:: Record set ::

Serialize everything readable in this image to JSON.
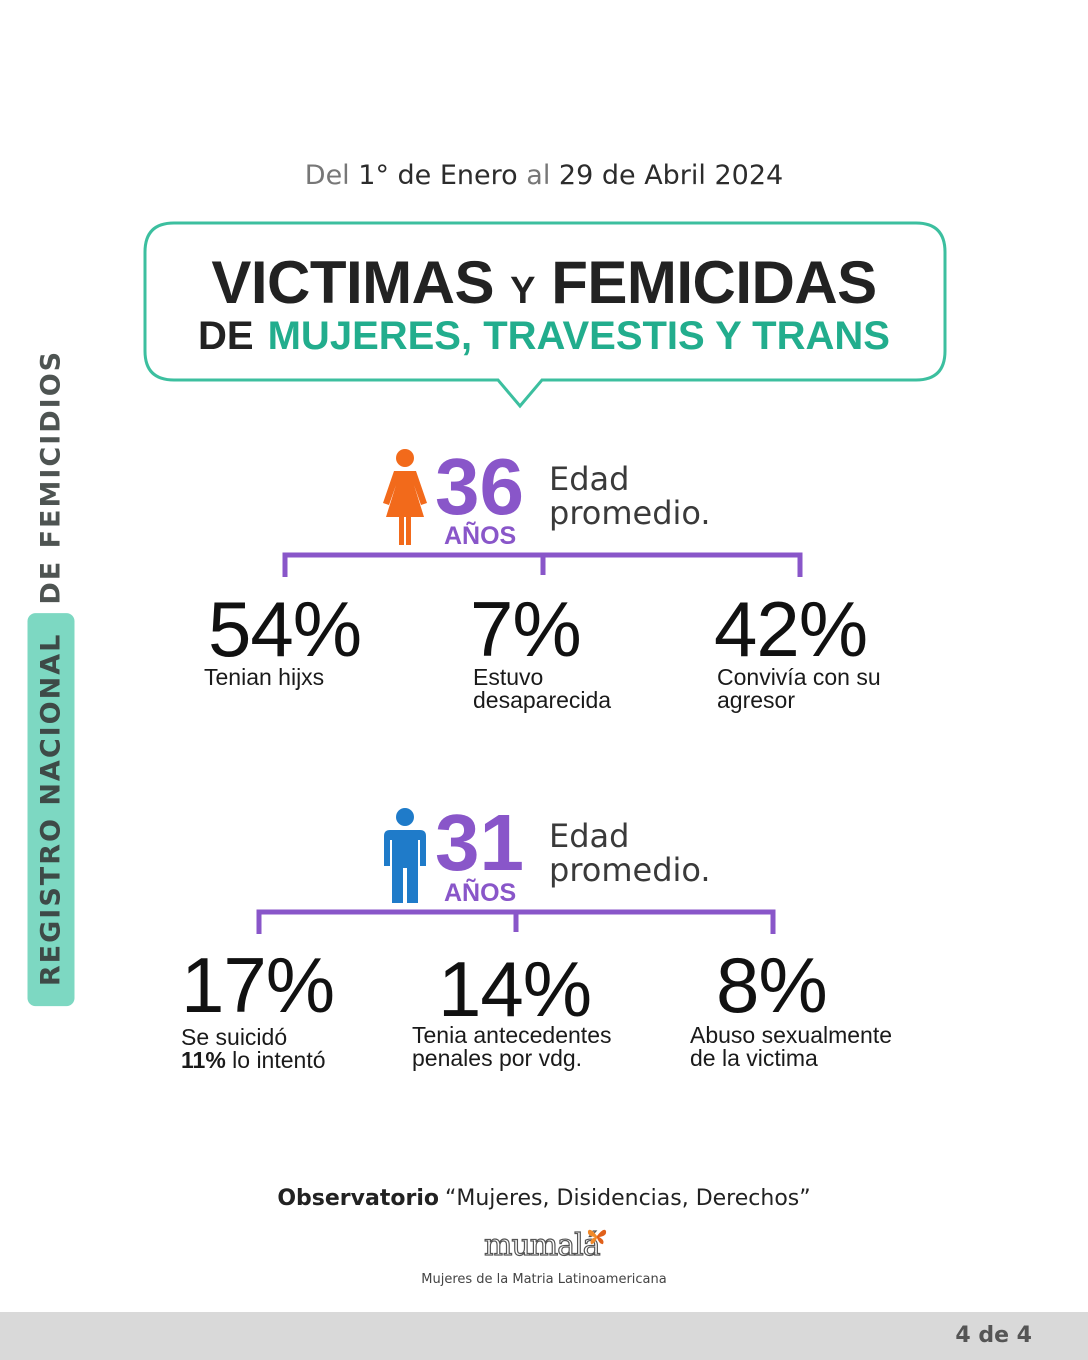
{
  "side_label": {
    "highlight": "REGISTRO NACIONAL",
    "rest": "DE FEMICIDIOS",
    "highlight_color": "#7dd8c2"
  },
  "date_range": {
    "prefix": "Del",
    "start": "1° de Enero",
    "connector": "al",
    "end": "29 de Abril 2024"
  },
  "title": {
    "line1_a": "VICTIMAS",
    "line1_y": "Y",
    "line1_b": "FEMICIDAS",
    "line2_de": "DE",
    "line2_accent": "MUJERES, TRAVESTIS Y TRANS",
    "accent_color": "#22ad8d",
    "bubble_border_color": "#3cbf9f"
  },
  "victims": {
    "icon": "woman-icon",
    "icon_color": "#f26a1b",
    "average_age": "36",
    "age_unit": "AÑOS",
    "age_label_line1": "Edad",
    "age_label_line2": "promedio.",
    "stats": [
      {
        "value": "54%",
        "label_line1": "Tenian hijxs",
        "label_line2": ""
      },
      {
        "value": "7%",
        "label_line1": "Estuvo",
        "label_line2": "desaparecida"
      },
      {
        "value": "42%",
        "label_line1": "Convivía con su",
        "label_line2": "agresor"
      }
    ]
  },
  "perpetrators": {
    "icon": "man-icon",
    "icon_color": "#1f7bc9",
    "average_age": "31",
    "age_unit": "AÑOS",
    "age_label_line1": "Edad",
    "age_label_line2": "promedio.",
    "stats": [
      {
        "value": "17%",
        "label_line1": "Se suicidó",
        "label_line2_bold": "11%",
        "label_line2": "lo intentó"
      },
      {
        "value": "14%",
        "label_line1": "Tenia antecedentes",
        "label_line2": "penales por vdg."
      },
      {
        "value": "8%",
        "label_line1": "Abuso sexualmente",
        "label_line2": "de la victima"
      }
    ]
  },
  "accent_purple": "#8956c9",
  "footer": {
    "observatory_bold": "Observatorio",
    "observatory_name": "“Mujeres, Disidencias, Derechos”",
    "logo_word": "mumalá",
    "logo_icon": "butterfly-icon",
    "logo_subtitle": "Mujeres de la Matria Latinoamericana",
    "page_indicator": "4 de 4"
  }
}
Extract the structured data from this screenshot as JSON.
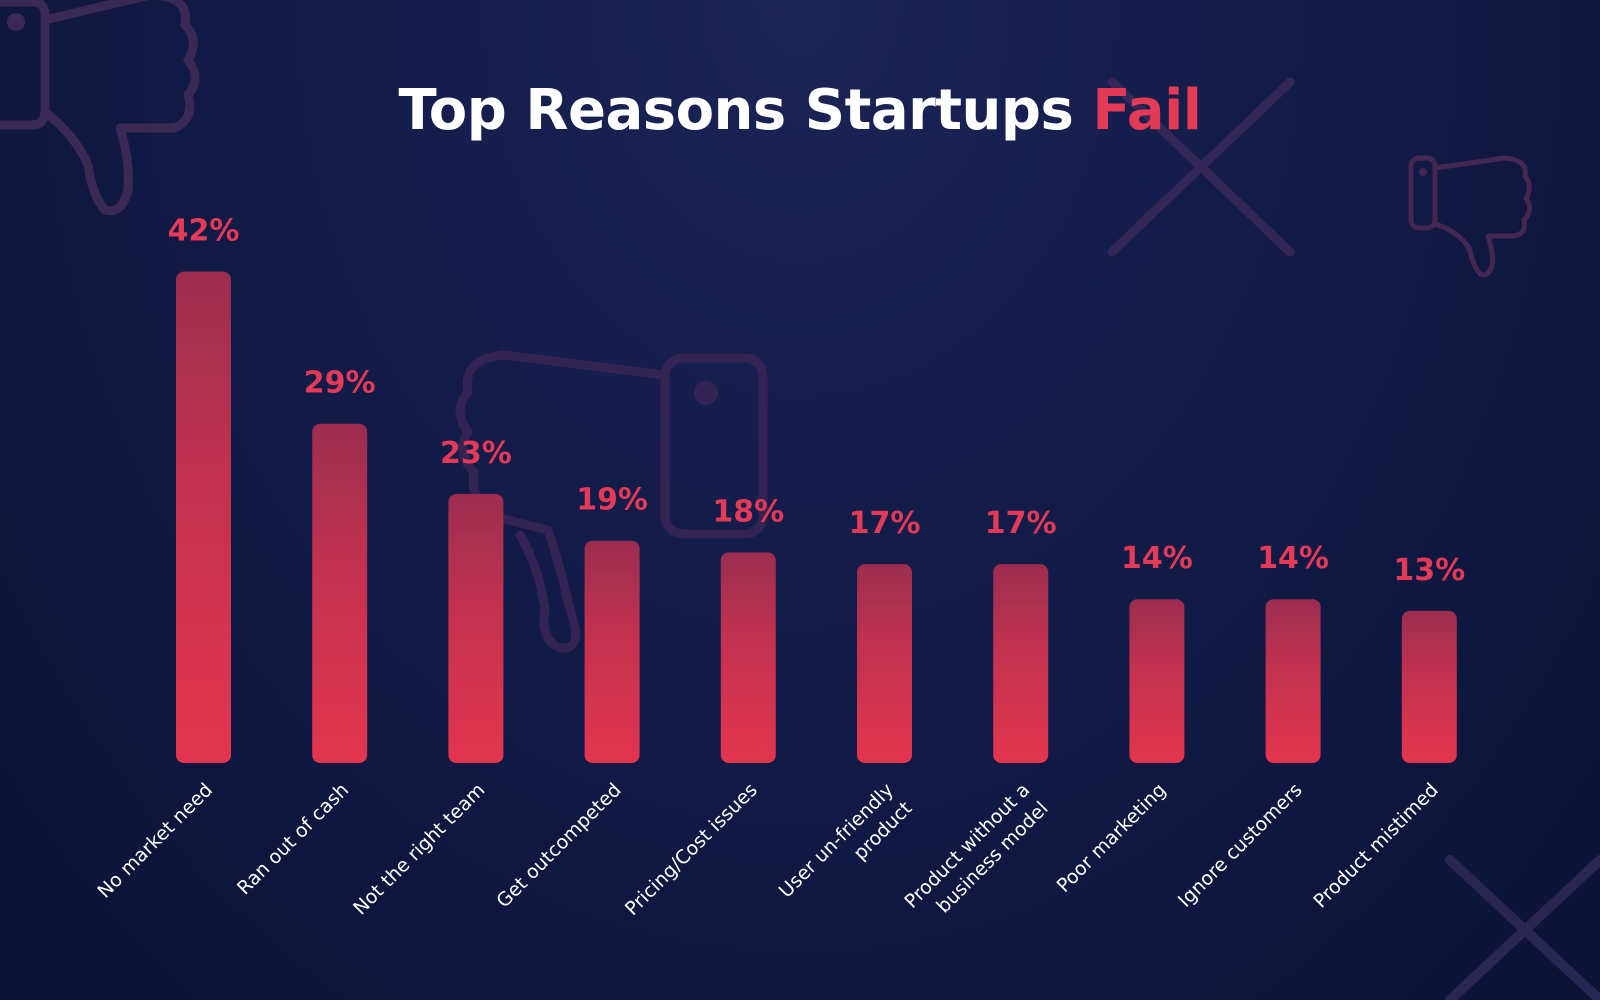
{
  "title": {
    "main": "Top Reasons Startups",
    "accent": "Fail"
  },
  "colors": {
    "background": "#111a45",
    "bar_top": "#9c2d50",
    "bar_bottom": "#e3354f",
    "value_label": "#e23a57",
    "category_label": "#ffffff",
    "decoration": "#4a2a55"
  },
  "icons": [
    "thumbs-down-icon",
    "thumbs-down-icon",
    "thumbs-down-icon",
    "x-mark-icon",
    "x-mark-icon"
  ],
  "chart_data": {
    "type": "bar",
    "title": "Top Reasons Startups Fail",
    "categories": [
      "No market need",
      "Ran out of cash",
      "Not the right team",
      "Get outcompeted",
      "Pricing/Cost issues",
      "User un-friendly product",
      "Product without a business model",
      "Poor marketing",
      "Ignore customers",
      "Product mistimed"
    ],
    "category_lines": [
      [
        "No market need"
      ],
      [
        "Ran out of cash"
      ],
      [
        "Not the right team"
      ],
      [
        "Get outcompeted"
      ],
      [
        "Pricing/Cost issues"
      ],
      [
        "User un-friendly",
        "product"
      ],
      [
        "Product without a",
        "business model"
      ],
      [
        "Poor marketing"
      ],
      [
        "Ignore customers"
      ],
      [
        "Product mistimed"
      ]
    ],
    "values": [
      42,
      29,
      23,
      19,
      18,
      17,
      17,
      14,
      14,
      13
    ],
    "value_labels": [
      "42%",
      "29%",
      "23%",
      "19%",
      "18%",
      "17%",
      "17%",
      "14%",
      "14%",
      "13%"
    ],
    "unit": "%",
    "xlabel": "",
    "ylabel": "",
    "grid": false,
    "legend": "none"
  }
}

:: What this task involves ::
Give the material again exactly as it is, but keep the pictures out.

:: Solution below ::
Serialize everything readable in this image to JSON.
{
  "side_label": {
    "highlight": "REGISTRO NACIONAL",
    "rest": "DE FEMICIDIOS",
    "highlight_color": "#7dd8c2"
  },
  "date_range": {
    "prefix": "Del",
    "start": "1° de Enero",
    "connector": "al",
    "end": "29 de Abril 2024"
  },
  "title": {
    "line1_a": "VICTIMAS",
    "line1_y": "Y",
    "line1_b": "FEMICIDAS",
    "line2_de": "DE",
    "line2_accent": "MUJERES, TRAVESTIS Y TRANS",
    "accent_color": "#22ad8d",
    "bubble_border_color": "#3cbf9f"
  },
  "victims": {
    "icon": "woman-icon",
    "icon_color": "#f26a1b",
    "average_age": "36",
    "age_unit": "AÑOS",
    "age_label_line1": "Edad",
    "age_label_line2": "promedio.",
    "stats": [
      {
        "value": "54%",
        "label_line1": "Tenian hijxs",
        "label_line2": ""
      },
      {
        "value": "7%",
        "label_line1": "Estuvo",
        "label_line2": "desaparecida"
      },
      {
        "value": "42%",
        "label_line1": "Convivía con su",
        "label_line2": "agresor"
      }
    ]
  },
  "perpetrators": {
    "icon": "man-icon",
    "icon_color": "#1f7bc9",
    "average_age": "31",
    "age_unit": "AÑOS",
    "age_label_line1": "Edad",
    "age_label_line2": "promedio.",
    "stats": [
      {
        "value": "17%",
        "label_line1": "Se suicidó",
        "label_line2_bold": "11%",
        "label_line2": "lo intentó"
      },
      {
        "value": "14%",
        "label_line1": "Tenia antecedentes",
        "label_line2": "penales por vdg."
      },
      {
        "value": "8%",
        "label_line1": "Abuso sexualmente",
        "label_line2": "de la victima"
      }
    ]
  },
  "accent_purple": "#8956c9",
  "footer": {
    "observatory_bold": "Observatorio",
    "observatory_name": "“Mujeres, Disidencias, Derechos”",
    "logo_word": "mumalá",
    "logo_icon": "butterfly-icon",
    "logo_subtitle": "Mujeres de la Matria Latinoamericana",
    "page_indicator": "4 de 4"
  }
}
Extract the structured data from this screenshot as JSON.
{
  "title": {
    "main": "Top Reasons Startups",
    "accent": "Fail"
  },
  "colors": {
    "background": "#111a45",
    "bar_top": "#9c2d50",
    "bar_bottom": "#e3354f",
    "value_label": "#e23a57",
    "category_label": "#ffffff",
    "decoration": "#4a2a55"
  },
  "icons": [
    "thumbs-down-icon",
    "thumbs-down-icon",
    "thumbs-down-icon",
    "x-mark-icon",
    "x-mark-icon"
  ],
  "chart_data": {
    "type": "bar",
    "title": "Top Reasons Startups Fail",
    "categories": [
      "No market need",
      "Ran out of cash",
      "Not the right team",
      "Get outcompeted",
      "Pricing/Cost issues",
      "User un-friendly product",
      "Product without a business model",
      "Poor marketing",
      "Ignore customers",
      "Product mistimed"
    ],
    "category_lines": [
      [
        "No market need"
      ],
      [
        "Ran out of cash"
      ],
      [
        "Not the right team"
      ],
      [
        "Get outcompeted"
      ],
      [
        "Pricing/Cost issues"
      ],
      [
        "User un-friendly",
        "product"
      ],
      [
        "Product without a",
        "business model"
      ],
      [
        "Poor marketing"
      ],
      [
        "Ignore customers"
      ],
      [
        "Product mistimed"
      ]
    ],
    "values": [
      42,
      29,
      23,
      19,
      18,
      17,
      17,
      14,
      14,
      13
    ],
    "value_labels": [
      "42%",
      "29%",
      "23%",
      "19%",
      "18%",
      "17%",
      "17%",
      "14%",
      "14%",
      "13%"
    ],
    "unit": "%",
    "xlabel": "",
    "ylabel": "",
    "grid": false,
    "legend": "none"
  }
}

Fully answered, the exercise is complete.